+++ ZU BEARBEITENDES MATERIAL

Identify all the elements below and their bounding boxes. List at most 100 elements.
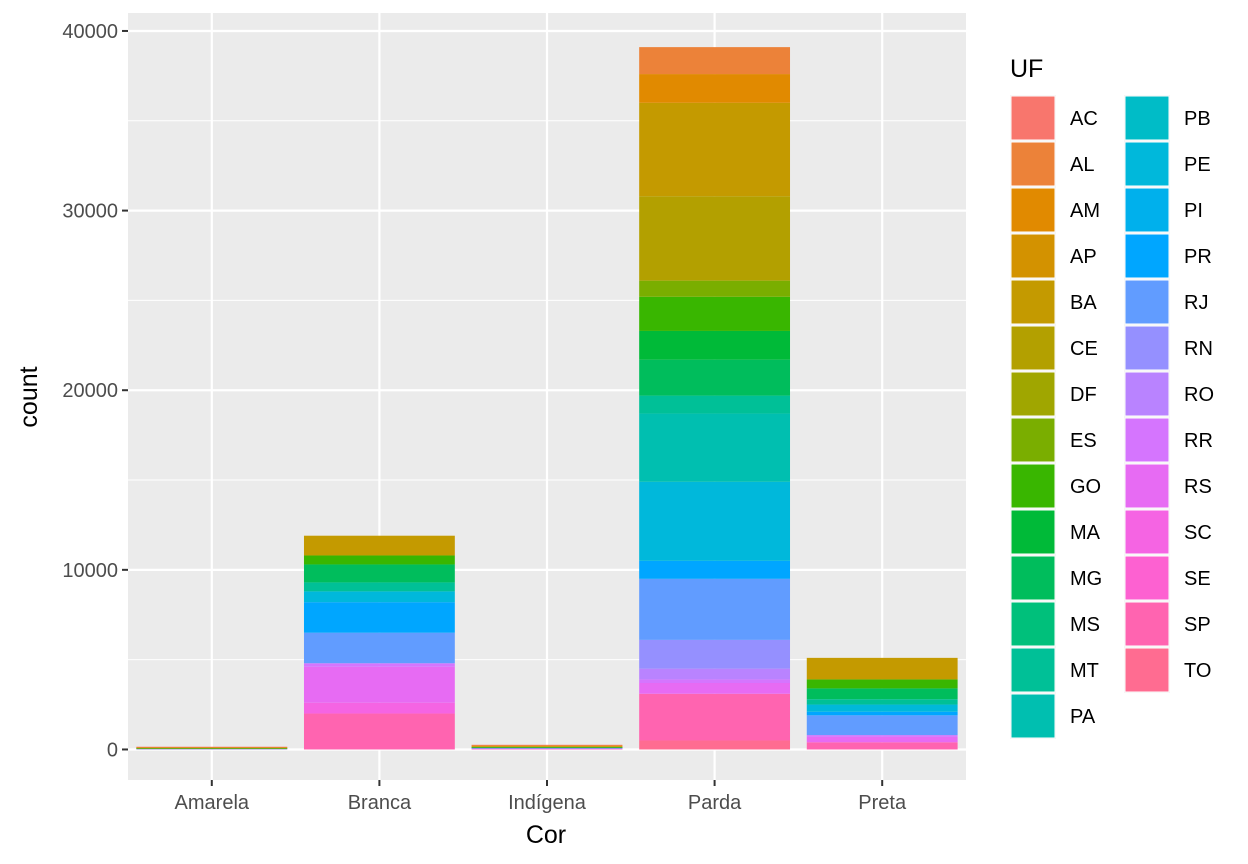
bar-segment-go-4 bbox=[806, 679, 958, 689]
bar-segment-pa-3 bbox=[639, 413, 791, 482]
legend-key-ac bbox=[1010, 95, 1056, 141]
bar-segment-ap-2 bbox=[471, 746, 623, 747]
legend-label-pe: PE bbox=[1184, 154, 1211, 176]
bar-segment-rj-4 bbox=[806, 715, 958, 736]
bar-segment-ce-3 bbox=[639, 196, 791, 281]
legend-key-ba bbox=[1010, 279, 1056, 325]
legend-key-rj bbox=[1124, 279, 1170, 325]
bar-segment-to-3 bbox=[639, 740, 791, 750]
y-tick-label: 30000 bbox=[62, 201, 118, 223]
bar-segment-sp-3 bbox=[639, 693, 791, 741]
legend-label-pr: PR bbox=[1184, 246, 1212, 268]
bar-segment-sp-1 bbox=[303, 713, 455, 750]
legend-key-rs bbox=[1124, 463, 1170, 509]
x-tick-label: Amarela bbox=[175, 792, 250, 814]
bar-segment-pe-3 bbox=[639, 481, 791, 561]
bar-segment-rn-3 bbox=[639, 639, 791, 669]
bar-segment-mt-1 bbox=[303, 582, 455, 592]
legend-label-ro: RO bbox=[1184, 384, 1214, 406]
y-axis: 0 10000 20000 30000 40000 bbox=[62, 21, 128, 761]
legend-key-sp bbox=[1124, 601, 1170, 647]
bar-segment-es-3 bbox=[639, 280, 791, 297]
bar-segment-mg-3 bbox=[639, 359, 791, 396]
bar-segment-ac-0 bbox=[136, 746, 288, 748]
legend-key-am bbox=[1010, 187, 1056, 233]
bar-segment-go-1 bbox=[303, 555, 455, 565]
bar-segment-al-2 bbox=[471, 745, 623, 746]
y-tick-label: 20000 bbox=[62, 380, 118, 402]
legend-label-mg: MG bbox=[1070, 568, 1102, 590]
legend-key-pa bbox=[1010, 693, 1056, 739]
legend-label-se: SE bbox=[1184, 568, 1211, 590]
legend-title: UF bbox=[1010, 55, 1043, 83]
bar-segment-am-2 bbox=[471, 745, 623, 747]
bar-segment-rj-3 bbox=[639, 578, 791, 640]
bar-segment-rr-1 bbox=[303, 663, 455, 667]
bar-segment-al-3 bbox=[639, 47, 791, 75]
x-tick-label: Branca bbox=[348, 792, 412, 814]
legend: UF AC AL AM AP BA CE DF ES GO MA MG MS MT PA PB PE PI PR R… bbox=[1010, 55, 1214, 739]
legend-label-es: ES bbox=[1070, 430, 1097, 452]
bar-segment-rr-3 bbox=[639, 679, 791, 684]
bar-segment-ba-1 bbox=[303, 535, 455, 556]
x-axis: Amarela Branca Indígena Parda Preta bbox=[175, 780, 907, 814]
legend-key-go bbox=[1010, 463, 1056, 509]
bar-segment-go-3 bbox=[639, 296, 791, 331]
y-tick-label: 0 bbox=[107, 739, 118, 761]
bar-segment-ce-2 bbox=[471, 746, 623, 748]
legend-key-es bbox=[1010, 417, 1056, 463]
bars bbox=[136, 47, 958, 750]
legend-label-to: TO bbox=[1184, 660, 1211, 682]
legend-key-rn bbox=[1124, 325, 1170, 371]
legend-key-rr bbox=[1124, 417, 1170, 463]
legend-label-ac: AC bbox=[1070, 108, 1098, 130]
legend-label-pb: PB bbox=[1184, 108, 1211, 130]
legend-label-ma: MA bbox=[1070, 522, 1101, 544]
bar-segment-ac-2 bbox=[471, 744, 623, 746]
bar-segment-mg-1 bbox=[303, 564, 455, 583]
bar-segment-se-2 bbox=[471, 748, 623, 750]
bar-segment-ma-3 bbox=[639, 330, 791, 360]
bar-segment-mg-4 bbox=[806, 688, 958, 700]
bar-segment-mt-4 bbox=[806, 699, 958, 705]
legend-label-rr: RR bbox=[1184, 430, 1213, 452]
legend-label-rj: RJ bbox=[1184, 292, 1208, 314]
bar-segment-rj-1 bbox=[303, 632, 455, 664]
bar-segment-ba-4 bbox=[806, 657, 958, 680]
bar-segment-sc-1 bbox=[303, 702, 455, 714]
bar-segment-pr-3 bbox=[639, 560, 791, 579]
legend-label-sp: SP bbox=[1184, 614, 1211, 636]
legend-key-df bbox=[1010, 371, 1056, 417]
legend-label-pa: PA bbox=[1070, 706, 1096, 728]
legend-key-ro bbox=[1124, 371, 1170, 417]
legend-key-mt bbox=[1010, 647, 1056, 693]
bar-segment-am-3 bbox=[639, 74, 791, 103]
legend-label-sc: SC bbox=[1184, 522, 1212, 544]
legend-label-am: AM bbox=[1070, 200, 1100, 222]
legend-label-go: GO bbox=[1070, 476, 1101, 498]
y-tick-label: 40000 bbox=[62, 21, 118, 43]
legend-key-pi bbox=[1124, 187, 1170, 233]
legend-key-mg bbox=[1010, 555, 1056, 601]
x-tick-label: Parda bbox=[688, 792, 742, 814]
bar-segment-pe-1 bbox=[303, 591, 455, 603]
bar-segment-ba-2 bbox=[471, 746, 623, 747]
x-tick-label: Indígena bbox=[508, 792, 587, 814]
legend-key-ma bbox=[1010, 509, 1056, 555]
legend-label-df: DF bbox=[1070, 384, 1097, 406]
legend-key-pb bbox=[1124, 95, 1170, 141]
bar-segment-ce-0 bbox=[136, 748, 288, 749]
bar-segment-pr-4 bbox=[806, 711, 958, 716]
bar-segment-rs-1 bbox=[303, 666, 455, 703]
legend-key-to bbox=[1124, 647, 1170, 693]
x-tick-label: Preta bbox=[858, 792, 907, 814]
bar-segment-sp-4 bbox=[806, 742, 958, 750]
legend-key-sc bbox=[1124, 509, 1170, 555]
legend-key-pe bbox=[1124, 141, 1170, 187]
legend-label-rn: RN bbox=[1184, 338, 1213, 360]
legend-label-ba: BA bbox=[1070, 292, 1097, 314]
legend-label-al: AL bbox=[1070, 154, 1094, 176]
x-axis-title: Cor bbox=[526, 821, 566, 849]
legend-key-ce bbox=[1010, 325, 1056, 371]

++++++

> _ARBEITSANWEISUNG_: Gib sämtliche Zeilen der obigen Datensätze wortgetreu wieder. Lass die Bilder dabei weg.

> _DEINE LÖSUNG_:
Identify all the elements below and their bounding boxes. List at most 100 elements.
bar-segment-go-4 bbox=[806, 679, 958, 689]
bar-segment-pa-3 bbox=[639, 413, 791, 482]
legend-key-ac bbox=[1010, 95, 1056, 141]
bar-segment-ap-2 bbox=[471, 746, 623, 747]
legend-label-pe: PE bbox=[1184, 154, 1211, 176]
bar-segment-rj-4 bbox=[806, 715, 958, 736]
bar-segment-ce-3 bbox=[639, 196, 791, 281]
legend-key-ba bbox=[1010, 279, 1056, 325]
legend-key-rj bbox=[1124, 279, 1170, 325]
bar-segment-to-3 bbox=[639, 740, 791, 750]
y-tick-label: 30000 bbox=[62, 201, 118, 223]
bar-segment-sp-3 bbox=[639, 693, 791, 741]
legend-label-pr: PR bbox=[1184, 246, 1212, 268]
bar-segment-sp-1 bbox=[303, 713, 455, 750]
legend-key-rs bbox=[1124, 463, 1170, 509]
x-tick-label: Amarela bbox=[175, 792, 250, 814]
bar-segment-pe-3 bbox=[639, 481, 791, 561]
bar-segment-rn-3 bbox=[639, 639, 791, 669]
bar-segment-mt-1 bbox=[303, 582, 455, 592]
legend-label-ro: RO bbox=[1184, 384, 1214, 406]
y-axis: 0 10000 20000 30000 40000 bbox=[62, 21, 128, 761]
legend-key-sp bbox=[1124, 601, 1170, 647]
bar-segment-es-3 bbox=[639, 280, 791, 297]
bar-segment-mg-3 bbox=[639, 359, 791, 396]
bar-segment-ac-0 bbox=[136, 746, 288, 748]
legend-key-am bbox=[1010, 187, 1056, 233]
bar-segment-go-1 bbox=[303, 555, 455, 565]
bar-segment-al-2 bbox=[471, 745, 623, 746]
y-tick-label: 20000 bbox=[62, 380, 118, 402]
legend-label-mg: MG bbox=[1070, 568, 1102, 590]
legend-key-pa bbox=[1010, 693, 1056, 739]
legend-label-se: SE bbox=[1184, 568, 1211, 590]
legend-title: UF bbox=[1010, 55, 1043, 83]
bar-segment-am-2 bbox=[471, 745, 623, 747]
bar-segment-rj-3 bbox=[639, 578, 791, 640]
bar-segment-rr-1 bbox=[303, 663, 455, 667]
bar-segment-al-3 bbox=[639, 47, 791, 75]
x-tick-label: Branca bbox=[348, 792, 412, 814]
legend: UF AC AL AM AP BA CE DF ES GO MA MG MS MT PA PB PE PI PR R… bbox=[1010, 55, 1214, 739]
legend-label-es: ES bbox=[1070, 430, 1097, 452]
bar-segment-rr-3 bbox=[639, 679, 791, 684]
bar-segment-ba-1 bbox=[303, 535, 455, 556]
x-axis: Amarela Branca Indígena Parda Preta bbox=[175, 780, 907, 814]
legend-key-go bbox=[1010, 463, 1056, 509]
bar-segment-go-3 bbox=[639, 296, 791, 331]
y-tick-label: 0 bbox=[107, 739, 118, 761]
bar-segment-ce-2 bbox=[471, 746, 623, 748]
legend-key-es bbox=[1010, 417, 1056, 463]
bars bbox=[136, 47, 958, 750]
legend-label-to: TO bbox=[1184, 660, 1211, 682]
legend-key-rn bbox=[1124, 325, 1170, 371]
legend-key-rr bbox=[1124, 417, 1170, 463]
legend-label-ac: AC bbox=[1070, 108, 1098, 130]
legend-label-pb: PB bbox=[1184, 108, 1211, 130]
legend-label-ma: MA bbox=[1070, 522, 1101, 544]
bar-segment-ac-2 bbox=[471, 744, 623, 746]
bar-segment-mg-1 bbox=[303, 564, 455, 583]
bar-segment-se-2 bbox=[471, 748, 623, 750]
bar-segment-ma-3 bbox=[639, 330, 791, 360]
bar-segment-mg-4 bbox=[806, 688, 958, 700]
bar-segment-mt-4 bbox=[806, 699, 958, 705]
legend-label-rr: RR bbox=[1184, 430, 1213, 452]
legend-label-rj: RJ bbox=[1184, 292, 1208, 314]
bar-segment-rj-1 bbox=[303, 632, 455, 664]
bar-segment-ba-4 bbox=[806, 657, 958, 680]
bar-segment-sc-1 bbox=[303, 702, 455, 714]
bar-segment-pr-3 bbox=[639, 560, 791, 579]
legend-label-sp: SP bbox=[1184, 614, 1211, 636]
legend-key-df bbox=[1010, 371, 1056, 417]
legend-label-pa: PA bbox=[1070, 706, 1096, 728]
legend-key-ro bbox=[1124, 371, 1170, 417]
legend-key-mt bbox=[1010, 647, 1056, 693]
bar-segment-am-3 bbox=[639, 74, 791, 103]
legend-label-sc: SC bbox=[1184, 522, 1212, 544]
legend-label-am: AM bbox=[1070, 200, 1100, 222]
legend-label-go: GO bbox=[1070, 476, 1101, 498]
y-tick-label: 40000 bbox=[62, 21, 118, 43]
legend-key-pi bbox=[1124, 187, 1170, 233]
legend-key-mg bbox=[1010, 555, 1056, 601]
x-tick-label: Parda bbox=[688, 792, 742, 814]
bar-segment-pe-1 bbox=[303, 591, 455, 603]
bar-segment-ba-2 bbox=[471, 746, 623, 747]
x-tick-label: Indígena bbox=[508, 792, 587, 814]
legend-key-ma bbox=[1010, 509, 1056, 555]
legend-label-df: DF bbox=[1070, 384, 1097, 406]
legend-key-pb bbox=[1124, 95, 1170, 141]
bar-segment-ce-0 bbox=[136, 748, 288, 749]
bar-segment-pr-4 bbox=[806, 711, 958, 716]
bar-segment-rs-1 bbox=[303, 666, 455, 703]
legend-key-to bbox=[1124, 647, 1170, 693]
x-tick-label: Preta bbox=[858, 792, 907, 814]
bar-segment-sp-4 bbox=[806, 742, 958, 750]
legend-key-sc bbox=[1124, 509, 1170, 555]
legend-key-pe bbox=[1124, 141, 1170, 187]
legend-label-rn: RN bbox=[1184, 338, 1213, 360]
legend-label-ba: BA bbox=[1070, 292, 1097, 314]
legend-label-al: AL bbox=[1070, 154, 1094, 176]
x-axis-title: Cor bbox=[526, 821, 566, 849]
legend-key-ce bbox=[1010, 325, 1056, 371]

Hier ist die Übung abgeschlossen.